### Provided text
-.-.-

Our first business objective was simply to build a self-sustaining practice in Europe that extends and deepens our existing client relationships. We aimed to capture the work that was flowing from our major US clients to other law firms in London. When we opened our office in Brussels in 1999, the initial objective was the same for that market.

We have now achieved those goals in both London and Brussels, and last year adopted a more formal (but short) business plan that established a new set of five objectives for our European practice:

  1. Maintain a profitable practice in Europe that shares the same standards of excellence and culture as our offices in the US;
  2. Grow our offices in London and Brussels to thirty lawyers each;
  3. Expand the cross-generation of revenues between the European and US offices;
  4. Increase the European revenues generated by the European offices to levels that match or exceed the European revenues generated by the US offices;
  5. Increase the productivity of the European lawyers to comparable levels to US lawyers, while taking account of the differing productivity standards that are considered the norm in the respective cities in which we maintain offices.

In short, we want to continue to expand our representation of American clients in London and Brussels but, at the same time, want to become less dependent upon the US client base as the source of our revenues in Europe. We aim to achieve that by attracting more local partners with local business, practising in areas where we have an existing reputation and expertise in our US offices.

How would you describe the culture of the office and the firm as a whole?

The strong culture of the firm is what, I believe, stands us apart from most other law firms. It is what makes Crowell & Moring a good place to work and a hard place to leave. It is rare thing that we have a partner leave to join another firm.

We are an unpretentious and irreverent group of individuals who take our work – but not ourselves – seriously. We work hard, but not too hard because we maintain a respect for the importance of home lives of our lawyers and staff.

The firm’s logo is a rubber duck, which came about after some comedian decided to fill the fountain in our main reception with these little yellow beasts. The ducks have stayed because they seem just right for us.

The culture of the firm has a lot to do with its history. 2004 is Crowell & Moring’s 25th anniversary. The partnership was founded in Washington as a break away from Jones Day with 53 lawyers. At that time, we were predominantly a US ‘government contracts’ practice. The firm enjoyed a first-class client list, which included most of the major US defence and aerospace companies – but we were servicing those clients in a narrow field of practice. The successful growth of the firm has depended on the ability of our partners to cross-sell the talents of other partners to our existing clients.

That cross-selling culture drives the way we do business today, and distinguishes Crowell & Moring from many other firms.

How has this culture been applied to meeting clients’ needs in a European marketplace?

We enjoy a number of very long-standing client relationships. I am sure that a part of the reason for the loyalty shown by those clients is that they like the culture of the firm, and can see that we run a happy ship with a team of motivated and talented lawyers.

More importantly, in a European context, we try to show a willingness to do more for our clients that European lawyers traditionally do. We make the effort to go to visit our clients and (at our own cost) learn their business, understand their commercial environment, and know their objectives. We undertake a proactive style of representation – alerting clients to legal and policy issues that are going to affect their business. For many businesses, we provide eyes and ears within the European market and its institutions. For the general counsel who sits thousand of miles away, the fact that we are looking out for their interests and will call about an issue, before being asked, provides added value.

-.-.-

Spatial layout entries
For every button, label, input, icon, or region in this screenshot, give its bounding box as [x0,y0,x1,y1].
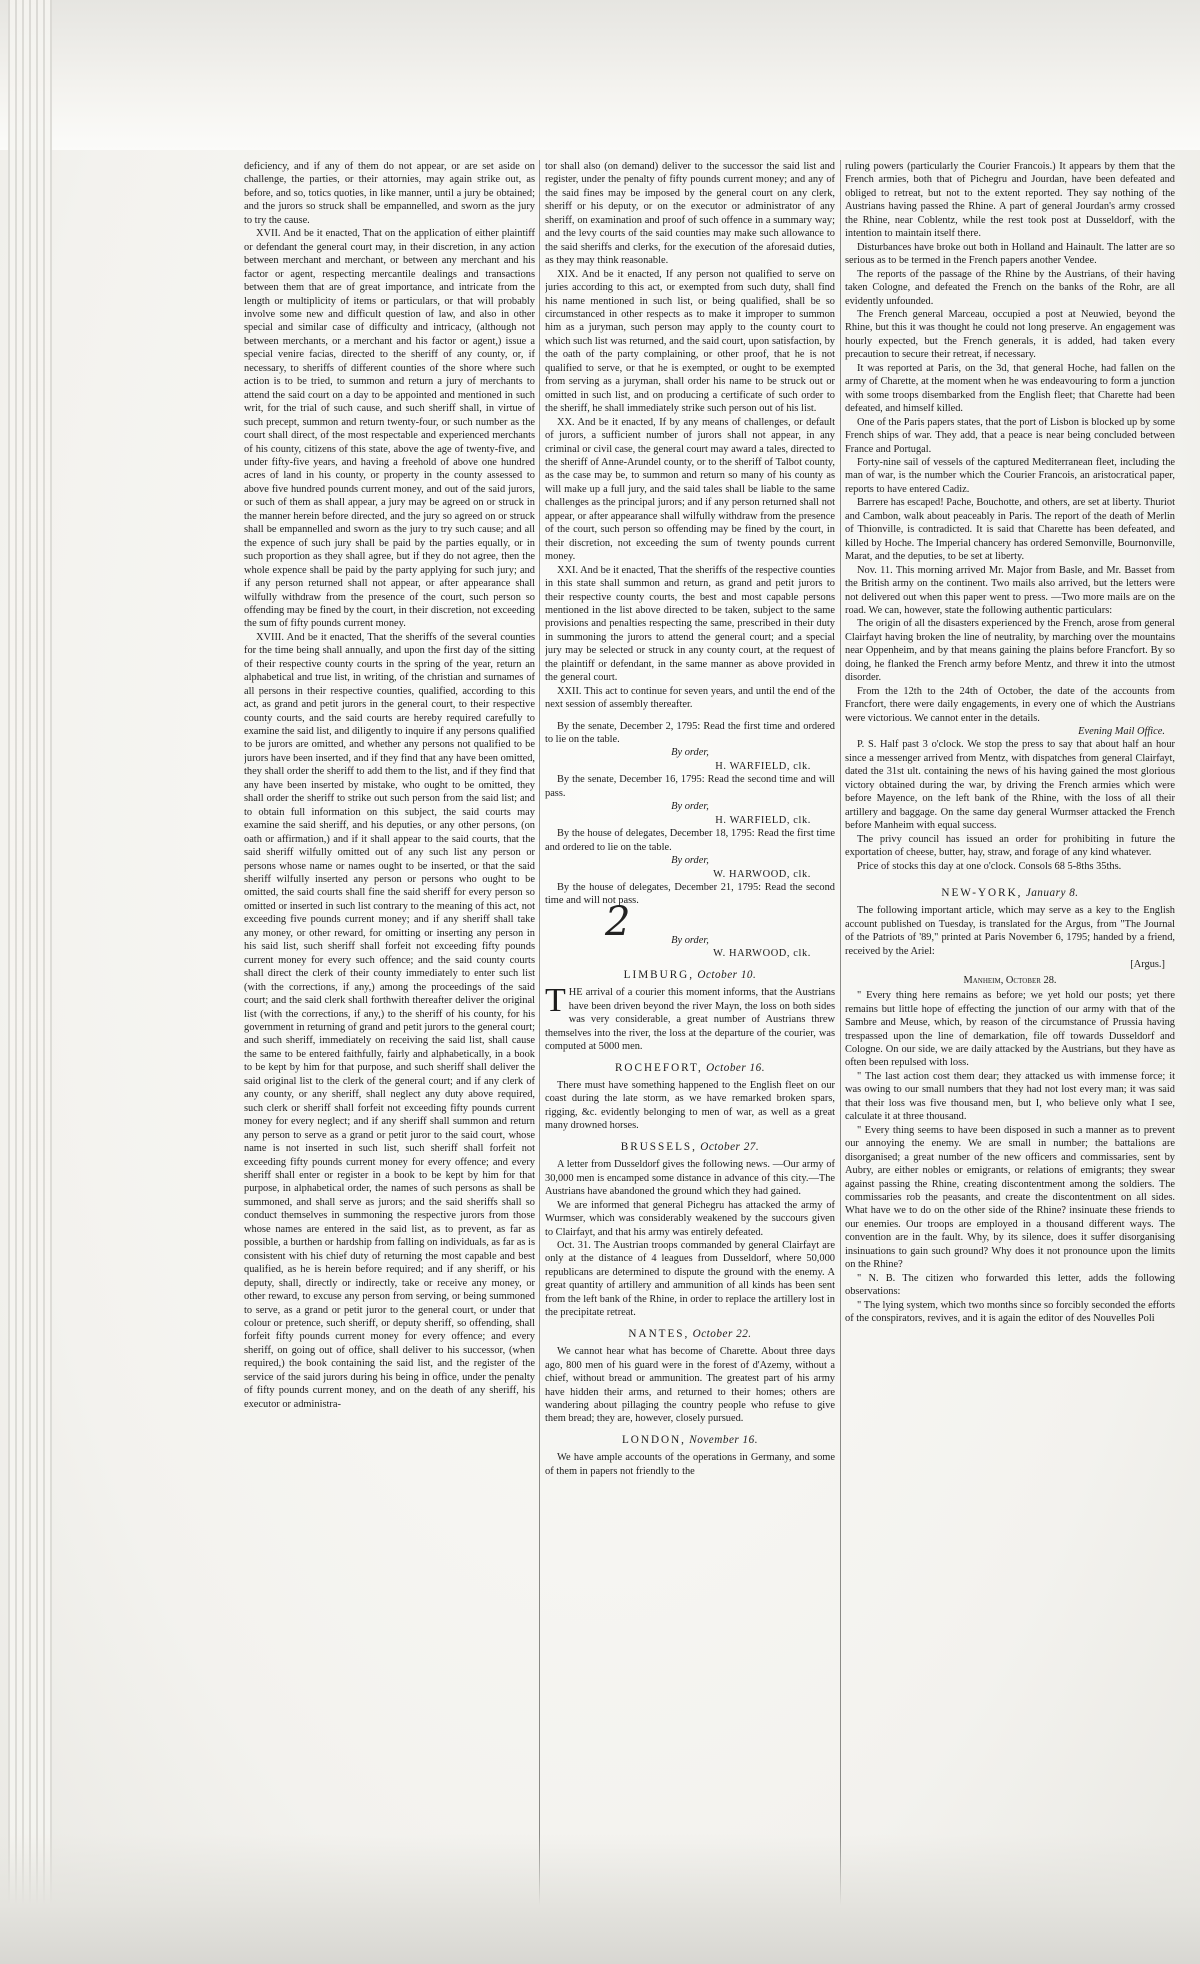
house-reading-2: By the house of delegates, December 21, 1795: Read the second time and will not pass. [545,882,835,907]
dateline-manheim: Manheim, October 28. [963,974,1057,986]
scan-bottom-shadow [0,1834,1200,1964]
paragraph: The origin of all the disasters experienced by the French, arose from general Clairfayt having broken the line of neutrality, by marching over the mountains near Oppenheim, and by that means gaining the plains before Francfort. By so doing, he flanked the French army before Mentz, and threw it into the utmost disorder. [845,618,1175,684]
evening-mail-office: Evening Mail Office. [1078,726,1165,738]
handwritten-page-number: 2 [605,898,631,945]
column-3 [845,160,1175,1950]
act-section-xxii: XXII. This act to continue for seven years, and until the end of the next session of assembly thereafter. [545,685,835,711]
news-item-london: We have ample accounts of the operations in Germany, and some of them in papers not friendly to the [545,1452,835,1477]
news-item-nantes: We cannot hear what has become of Charette. About three days ago, 800 men of his guard were in the forest of d'Azemy, without a chief, without bread or ammunition. The greatest part of his army have hidden their arms, and returned to their homes; others are wandering about pillaging the country people who refuse to give them bread; they are, however, closely pursued. [545,1346,835,1425]
paragraph: ruling powers (particularly the Courier Francois.) It appears by them that the French armies, both that of Pichegru and Jourdan, have been defeated and obliged to retreat, but not to the extent reported. They say nothing of the Austrians having passed the Rhine. A part of general Jourdan's army crossed the Rhine, near Coblentz, while the rest took post at Dusseldorf, with the intention to maintain itself there. [845,161,1175,240]
news-item-brussels: A letter from Dusseldorf gives the following news. —Our army of 30,000 men is encamped some distance in advance of this city.—The Austrians have abandoned the ground which they had gained. [545,1159,835,1198]
news-item-limburg: THE arrival of a courier this moment informs, that the Austrians have been driven beyond the river Mayn, the loss on both sides was very considerable, a great number of Austrians threw themselves into the river, the loss at the departure of the courier, was computed at 5000 men. [545,982,835,1053]
dateline-rochefort: ROCHEFORT, October 16. [614,1061,766,1074]
by-order: By order, [671,934,709,946]
clerk-signature: H. WARFIELD, clk. [715,814,811,826]
news-item-rochefort: There must have something happened to the English fleet on our coast during the late storm, as we have remarked broken spars, rigging, &c. evidently belonging to men of war, as well as a great many drowned horses. [545,1080,835,1132]
act-section-xix: XIX. And be it enacted, If any person not qualified to serve on juries according to this act, or exempted from such duty, shall find his name mentioned in such list, or being qualified, shall be so circumstanced in other respects as to make it improper to summon him as a juryman, such person may apply to the county court to which such list was returned, and the said court, upon satisfaction, by the oath of the party complaining, or other proof, that he is not qualified to serve, or that he is exempted, or ought to be exempted from serving as a juryman, shall order his name to be struck out or omitted in such list, and on producing a certificate of such order to the sheriff, he shall immediately strike such person out of his list. [545,268,835,415]
dateline-new-york: NEW-YORK, January 8. [941,887,1079,900]
paragraph: " The lying system, which two months since so forcibly seconded the efforts of the conspirators, revives, and it is again the editor of des Nouvelles Poli [845,1299,1175,1325]
dateline-limburg: LIMBURG, October 10. [623,968,757,981]
paragraph: " Every thing seems to have been disposed in such a manner as to prevent our annoying the enemy. We are small in number; the battalions are disorganised; a great number of the new officers and commissaries, sent by Aubry, are either nobles or emigrants, or relations of emigrants; they swear against passing the Rhine, creating discontentment among the soldiers. The commissaries rob the peasants, and create the discontentment on all sides. What have we to do on the other side of the Rhine? insinuate these friends to our enemies. Our troops are employed in a thousand different ways. The convention are in the fault. Why, by its silence, does it suffer disorganising insinuations to gain such ground? Why does it not pronounce upon the limits on the Rhine? [845,1124,1175,1271]
paragraph: From the 12th to the 24th of October, the date of the accounts from Francfort, there were daily engagements, in every one of which the Austrians were victorious. We cannot enter in the details. [845,685,1175,724]
paragraph: tor shall also (on demand) deliver to the successor the said list and register, under the penalty of fifty pounds current money; and any of the said fines may be imposed by the general court on any clerk, sheriff or his deputy, or on the executor or administrator of any sheriff, on examination and proof of such offence in a summary way; and the levy courts of the said counties may make such allowance to the said sheriffs and clerks, for the execution of the aforesaid duties, as they may think reasonable. [545,161,835,267]
act-section-xviii: XVIII. And be it enacted, That the sheriffs of the several counties for the time being shall annually, and upon the first day of the sitting of their respective county courts in the spring of the year, return an alphabetical and true list, in writing, of the christian and surnames of all persons in their respective counties, qualified, according to this act, as grand and petit jurors in the general court, to their respective county courts, and the said courts are hereby required carefully to examine the said list, and diligently to inquire if any persons qualified to be jurors are omitted, and whether any persons not qualified to be jurors have been inserted, and if they find that any have been omitted, they shall order the sheriff to add them to the list, and if they find that any have been inserted by mistake, who ought to be omitted, they shall order the sheriff to strike out such person from the said list; and to obtain full information on this subject, the said courts may examine the said sheriff, and his deputies, or any other persons, (on oath or affirmation,) and if it shall appear to the said courts, that the said sheriff wilfully omitted out of any such list any person or persons whose name or names ought to be inserted, or that the said sheriff wilfully inserted any person or persons who ought to be omitted, the said courts shall fine the said sheriff for every person so omitted or inserted in such list contrary to the meaning of this act, not exceeding five pounds current money; and if any sheriff shall take any money, or other reward, for omitting or inserting any person in his said list, such sheriff shall forfeit not exceeding fifty pounds current money for every such offence; and the said county courts shall direct the clerk of their county immediately to enter such list (with the corrections, if any,) among the proceedings of the said court; and the said clerk shall forthwith thereafter deliver the original list (with the corrections, if any,) to the sheriff of his county, for his government in returning of grand and petit jurors to the general court; and such sheriff, immediately on receiving the said list, shall cause the same to be entered faithfully, fairly and alphabetically, in a book to be kept by him for that purpose, and such sheriff shall deliver the said original list to the clerk of the general court; and if any clerk of any county, or any sheriff, shall neglect any duty above required, such clerk or sheriff shall forfeit not exceeding fifty pounds current money for every neglect; and if any sheriff shall summon and return any person to serve as a grand or petit juror to the said court, whose name is not inserted in such list, such sheriff shall forfeit not exceeding fifty pounds current money for every offence; and every sheriff shall enter or register in a book to be kept by him for that purpose, in alphabetical order, the names of such persons as shall be summoned, and shall serve as jurors; and the said sheriffs shall so conduct themselves in summoning the respective jurors from those whose names are entered in the said list, as to prevent, as far as possible, a burthen or hardship from falling on individuals, as far as is consistent with his chief duty of returning the most capable and best qualified, as he is herein before required; and if any sheriff, or his deputy, shall, directly or indirectly, take or receive any money, or other reward, to excuse any person from serving, or being summoned to serve, as a grand or petit juror to the general court, or under that colour or pretence, such sheriff, or deputy sheriff, so offending, shall forfeit fifty pounds current money for every offence; and every sheriff, on going out of office, shall deliver to his successor, (when required,) the book containing the said list, and the register of the service of the said jurors during his being in office, under the penalty of fifty pounds current money, and on the death of any sheriff, his executor or administra- [244,631,535,1410]
act-section-xx: XX. And be it enacted, If by any means of challenges, or default of jurors, a sufficient number of jurors shall not appear, in any criminal or civil case, the general court may award a tales, directed to the sheriff of Anne-Arundel county, or to the sheriff of Talbot county, as the case may be, to summon and return so many of his county as will make up a full jury, and the said tales shall be liable to the same challenges as the principal jurors; and if any person returned shall not appear, or after appearance shall wilfully withdraw from the presence of the court, such person so offending may be fined by the court, in their discretion, not exceeding the sum of twenty pounds current money. [545,416,835,563]
binding-edge [8,0,52,1964]
paragraph: deficiency, and if any of them do not appear, or are set aside on challenge, the parties, or their attornies, may again strike out, as before, and so, totics quoties, in like manner, until a jury be obtained; and the jurors so struck shall be empannelled, and sworn as the jury to try the cause. [244,161,535,226]
news-item-brussels: Oct. 31. The Austrian troops commanded by general Clairfayt are only at the distance of 4 leagues from Dusseldorf, where 50,000 republicans are determined to dispute the ground with the enemy. A great quantity of artillery and ammunition of all kinds has been sent from the left bank of the Rhine, in order to replace the artillery lost in the precipitate retreat. [545,1239,835,1319]
paragraph: Forty-nine sail of vessels of the captured Mediterranean fleet, including the man of war, is the number which the Courier Francois, an aristocratical paper, reports to have entered Cadiz. [845,456,1175,495]
news-item-brussels: We are informed that general Pichegru has attacked the army of Wurmser, which was considerably weakened by the succours given to Clairfayt, and that his army was entirely defeated. [545,1199,835,1238]
paragraph: Nov. 11. This morning arrived Mr. Major from Basle, and Mr. Basset from the British army on the continent. Two mails also arrived, but the letters were not delivered out when this paper went to press. —Two more mails are on the road. We can, however, state the following authentic particulars: [845,564,1175,616]
clerk-signature: W. HARWOOD, clk. [713,948,811,960]
act-section-xxi: XXI. And be it enacted, That the sheriffs of the respective counties in this state shall summon and return, as grand and petit jurors to their respective county courts, the best and most capable persons mentioned in the list above directed to be taken, subject to the same provisions and penalties respecting the same, prescribed in their duty in summoning the jurors to attend the general court; and a special jury may be selected or struck in any county court, at the request of the plaintiff or defendant, in the same manner as above provided in the general court. [545,564,835,684]
paragraph: " N. B. The citizen who forwarded this letter, adds the following observations: [845,1272,1175,1298]
senate-reading-1: By the senate, December 2, 1795: Read the first time and ordered to lie on the table. [545,720,835,746]
clerk-signature: W. HARWOOD, clk. [713,868,811,880]
paragraph: " The last action cost them dear; they attacked us with immense force; it was owing to our small numbers that they had not lost every man; it was said that their loss was five thousand men, but I, who believe only what I see, calculate it at three thousand. [845,1070,1175,1123]
paragraph: It was reported at Paris, on the 3d, that general Hoche, had fallen on the army of Charette, at the moment when he was endeavouring to form a junction with some troops disembarked from the English fleet; that Charette had been defeated, and himself killed. [845,362,1175,415]
dateline-brussels: BRUSSELS, October 27. [620,1140,760,1153]
house-reading-1: By the house of delegates, December 18, 1795: Read the first time and ordered to lie on the table. [545,828,835,853]
by-order: By order, [671,855,709,867]
paragraph: The reports of the passage of the Rhine by the Austrians, of their having taken Cologne, and defeated the French on the banks of the Rohr, are all evidently unfounded. [845,268,1175,307]
paragraph: Disturbances have broke out both in Holland and Hainault. The latter are so serious as to be termed in the French papers another Vendee. [845,241,1175,267]
senate-reading-2: By the senate, December 16, 1795: Read the second time and will pass. [545,774,835,799]
paragraph: One of the Paris papers states, that the port of Lisbon is blocked up by some French ships of war. They add, that a peace is near being concluded between France and Portugal. [845,416,1175,455]
paragraph: " Every thing here remains as before; we yet hold our posts; yet there remains but little hope of effecting the junction of our army with that of the Sambre and Meuse, which, by reason of the circumstance of Prussia having trespassed upon the line of demarkation, file off towards Dusseldorf and Cologne. On our side, we are daily attacked by the Austrians, but they have as often been repulsed with loss. [845,990,1175,1069]
paragraph: Price of stocks this day at one o'clock. Consols 68 5-8ths 35ths. [857,860,1122,872]
by-order: By order, [671,801,709,813]
by-order: By order, [671,747,709,759]
act-section-xvii: XVII. And be it enacted, That on the application of either plaintiff or defendant the general court may, in their discretion, in any action between merchant and merchant, or between any merchant and his factor or agent, respecting mercantile dealings and transactions between them that are of great importance, and intricate from the length or multiplicity of items or particulars, or that will probably involve some new and difficult question of law, and also in other special and similar case of difficulty and intricacy, (although not between merchants, or a merchant and his factor or agent,) issue a special venire facias, directed to the sheriff of any county, or, if necessary, to sheriffs of different counties of the shore where such action is to be tried, to summon and return a jury of merchants to attend the said court on a day to be appointed and mentioned in such writ, for the trial of such cause, and such sheriff shall, in virtue of such precept, summon and return twenty-four, or such number as the court shall direct, of the most respectable and experienced merchants of his county, citizens of this state, above the age of twenty-five, and under fifty-five years, and having a freehold of above one hundred acres of land in his county, or property in the county assessed to above five hundred pounds current money, and out of the said jurors, or such of them as shall appear, a jury may be agreed on or struck in the manner herein before directed, and the jury so agreed on or struck shall be empannelled and sworn as the jury to try such cause; and all the expence of such jury shall be paid by the parties equally, or in such proportion as they shall agree, but if they do not agree, then the whole expence shall be paid by the party applying for such jury; and if any person returned shall not appear, or after appearance shall wilfully withdraw from the presence of the court, such person so offending may be fined by the court, in their discretion, not exceeding the sum of fifty pounds current money. [244,228,535,630]
column-1 [244,160,535,1950]
column-rule-1 [539,160,540,1940]
paragraph: Barrere has escaped! Pache, Bouchotte, and others, are set at liberty. Thuriot and Cambon, walk about peaceably in Paris. The report of the death of Merlin of Thionville, is contradicted. It is said that Charette has been defeated, and killed by Hoche. The Imperial chancery has ordered Semonville, Bournonville, Marat, and the deputies, to be set at liberty. [845,497,1175,563]
clerk-signature: H. WARFIELD, clk. [715,760,811,772]
paragraph: The following important article, which may serve as a key to the English account published on Tuesday, is translated for the Argus, from "The Journal of the Patriots of '89," printed at Paris November 6, 1795; handed by a friend, received by the Ariel: [845,905,1175,957]
column-rule-2 [840,160,841,1940]
dateline-london: LONDON, November 16. [621,1433,759,1446]
paragraph: P. S. Half past 3 o'clock. We stop the press to say that about half an hour since a messenger arrived from Mentz, with dispatches from general Clairfayt, dated the 31st ult. containing the news of his having gained the most glorious victory obtained during the war, by driving the French armies which were before Mayence, on the left bank of the Rhine, with the loss of all their artillery and baggage. On the same day general Wurmser attacked the French before Manheim with equal success. [845,739,1175,832]
scan-top-shadow [0,0,1200,150]
source-credit: [Argus.] [1130,959,1165,971]
paragraph: The privy council has issued an order for prohibiting in future the exportation of cheese, butter, hay, straw, and forage of any kind whatever. [845,833,1175,859]
column-2 [545,160,835,1950]
dateline-nantes: NANTES, October 22. [628,1327,752,1340]
paragraph: The French general Marceau, occupied a post at Neuwied, beyond the Rhine, but this it was thought he could not long preserve. An engagement was hourly expected, but the French generals, it is added, had taken every precaution to secure their retreat, if necessary. [845,308,1175,361]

-.-.-

### Tasks to complete
A. Name every city mentioned in the interview about Crowell & Moring's European practice.
B. Proceed with the interview about Crowell & Moring's European practice, picking up right after its final sentence.

### Per-task outputs
A. London, Brussels, Washington

B.
Indeed, for some of our US clients that are doing business in Europe, which do not have any lawyers or other corporate function here, we assume the role of their European general counsel. This has been a very successful business model for us.

At the most mundane level, this means looking after the statutory books and making sure all the filings in all the countries in which the client does business are made on time. But, by working with correspondent law firms throughout Europe, we can manage all the client’s legal-service requirements in Europe. We provide a simple single point of contact and we take care of managing the outside law-firm relationships within Europe.

Clients like this arrangement because they know that we have built a good network of specialists from different law firms in each European jurisdiction that we know and trust. By providing a one-stop shop for advice on European business law and regulation, we offer a solution for those international businesses that do not want to have to find and then manage multiple law-firm relationships in a different continent.

Our ability to offer a single source for the solution of European legal issues, tailored to the needs of multinational companies, has been a major factor in the successful development of our European practice.

What steps have you had to take on an internal level to ensure this consultative client relationship is maintained?

That’s simple. We try to develop as many different points of contact at as many different levels within our respective organisations as possible, and make sure that our lawyers take the time to physically visit the clients at their place of work to learn and understand their business.

Our goal should always be to make the individual with whom we are working look good in the eyes of their boss. If we can achieve that, we will have a happy and loyal client – but we can only do that if we get to know that individual and understand the challenges that he or she faces in her work.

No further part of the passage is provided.